## START

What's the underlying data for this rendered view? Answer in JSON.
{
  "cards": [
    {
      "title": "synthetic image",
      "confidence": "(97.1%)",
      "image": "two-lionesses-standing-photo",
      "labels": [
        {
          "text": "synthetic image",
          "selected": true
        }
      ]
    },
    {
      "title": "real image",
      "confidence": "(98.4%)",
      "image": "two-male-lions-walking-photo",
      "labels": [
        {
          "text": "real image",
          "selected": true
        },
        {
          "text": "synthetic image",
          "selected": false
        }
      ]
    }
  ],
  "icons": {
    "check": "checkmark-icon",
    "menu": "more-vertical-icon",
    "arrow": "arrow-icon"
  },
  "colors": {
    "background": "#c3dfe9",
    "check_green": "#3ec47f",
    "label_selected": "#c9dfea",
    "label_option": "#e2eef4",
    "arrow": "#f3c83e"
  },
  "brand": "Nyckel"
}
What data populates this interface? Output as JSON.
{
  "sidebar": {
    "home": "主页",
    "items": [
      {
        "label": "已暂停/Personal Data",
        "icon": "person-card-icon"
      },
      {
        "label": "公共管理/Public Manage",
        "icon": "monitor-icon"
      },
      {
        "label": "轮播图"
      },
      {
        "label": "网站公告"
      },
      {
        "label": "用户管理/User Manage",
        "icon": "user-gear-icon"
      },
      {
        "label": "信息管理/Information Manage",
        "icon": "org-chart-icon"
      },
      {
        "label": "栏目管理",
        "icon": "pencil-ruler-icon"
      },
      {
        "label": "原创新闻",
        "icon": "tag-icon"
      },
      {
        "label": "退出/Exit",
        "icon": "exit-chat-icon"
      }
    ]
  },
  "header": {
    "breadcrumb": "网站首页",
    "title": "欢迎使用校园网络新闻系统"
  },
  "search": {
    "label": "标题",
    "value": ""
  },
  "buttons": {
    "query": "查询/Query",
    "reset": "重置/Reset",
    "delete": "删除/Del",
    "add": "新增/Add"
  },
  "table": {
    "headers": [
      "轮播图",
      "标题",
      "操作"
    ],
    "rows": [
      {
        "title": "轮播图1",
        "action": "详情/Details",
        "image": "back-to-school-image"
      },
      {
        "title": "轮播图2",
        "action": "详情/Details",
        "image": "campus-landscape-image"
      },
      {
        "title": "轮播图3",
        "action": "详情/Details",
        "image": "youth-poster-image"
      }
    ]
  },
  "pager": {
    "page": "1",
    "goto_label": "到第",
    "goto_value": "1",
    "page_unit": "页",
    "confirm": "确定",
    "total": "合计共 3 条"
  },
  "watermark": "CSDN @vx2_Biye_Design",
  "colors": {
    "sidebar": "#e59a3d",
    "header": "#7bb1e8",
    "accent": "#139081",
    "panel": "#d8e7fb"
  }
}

## END

§ Goal of the exercise
Your task is to repeat the data exactly, with nothing left out.

§ Answer to this task
What's the underlying data for this rendered view? Answer in JSON.
{
  "cards": [
    {
      "title": "synthetic image",
      "confidence": "(97.1%)",
      "image": "two-lionesses-standing-photo",
      "labels": [
        {
          "text": "synthetic image",
          "selected": true
        }
      ]
    },
    {
      "title": "real image",
      "confidence": "(98.4%)",
      "image": "two-male-lions-walking-photo",
      "labels": [
        {
          "text": "real image",
          "selected": true
        },
        {
          "text": "synthetic image",
          "selected": false
        }
      ]
    }
  ],
  "icons": {
    "check": "checkmark-icon",
    "menu": "more-vertical-icon",
    "arrow": "arrow-icon"
  },
  "colors": {
    "background": "#c3dfe9",
    "check_green": "#3ec47f",
    "label_selected": "#c9dfea",
    "label_option": "#e2eef4",
    "arrow": "#f3c83e"
  },
  "brand": "Nyckel"
}
What data populates this interface? Output as JSON.
{
  "sidebar": {
    "home": "主页",
    "items": [
      {
        "label": "已暂停/Personal Data",
        "icon": "person-card-icon"
      },
      {
        "label": "公共管理/Public Manage",
        "icon": "monitor-icon"
      },
      {
        "label": "轮播图"
      },
      {
        "label": "网站公告"
      },
      {
        "label": "用户管理/User Manage",
        "icon": "user-gear-icon"
      },
      {
        "label": "信息管理/Information Manage",
        "icon": "org-chart-icon"
      },
      {
        "label": "栏目管理",
        "icon": "pencil-ruler-icon"
      },
      {
        "label": "原创新闻",
        "icon": "tag-icon"
      },
      {
        "label": "退出/Exit",
        "icon": "exit-chat-icon"
      }
    ]
  },
  "header": {
    "breadcrumb": "网站首页",
    "title": "欢迎使用校园网络新闻系统"
  },
  "search": {
    "label": "标题",
    "value": ""
  },
  "buttons": {
    "query": "查询/Query",
    "reset": "重置/Reset",
    "delete": "删除/Del",
    "add": "新增/Add"
  },
  "table": {
    "headers": [
      "轮播图",
      "标题",
      "操作"
    ],
    "rows": [
      {
        "title": "轮播图1",
        "action": "详情/Details",
        "image": "back-to-school-image"
      },
      {
        "title": "轮播图2",
        "action": "详情/Details",
        "image": "campus-landscape-image"
      },
      {
        "title": "轮播图3",
        "action": "详情/Details",
        "image": "youth-poster-image"
      }
    ]
  },
  "pager": {
    "page": "1",
    "goto_label": "到第",
    "goto_value": "1",
    "page_unit": "页",
    "confirm": "确定",
    "total": "合计共 3 条"
  },
  "watermark": "CSDN @vx2_Biye_Design",
  "colors": {
    "sidebar": "#e59a3d",
    "header": "#7bb1e8",
    "accent": "#139081",
    "panel": "#d8e7fb"
  }
}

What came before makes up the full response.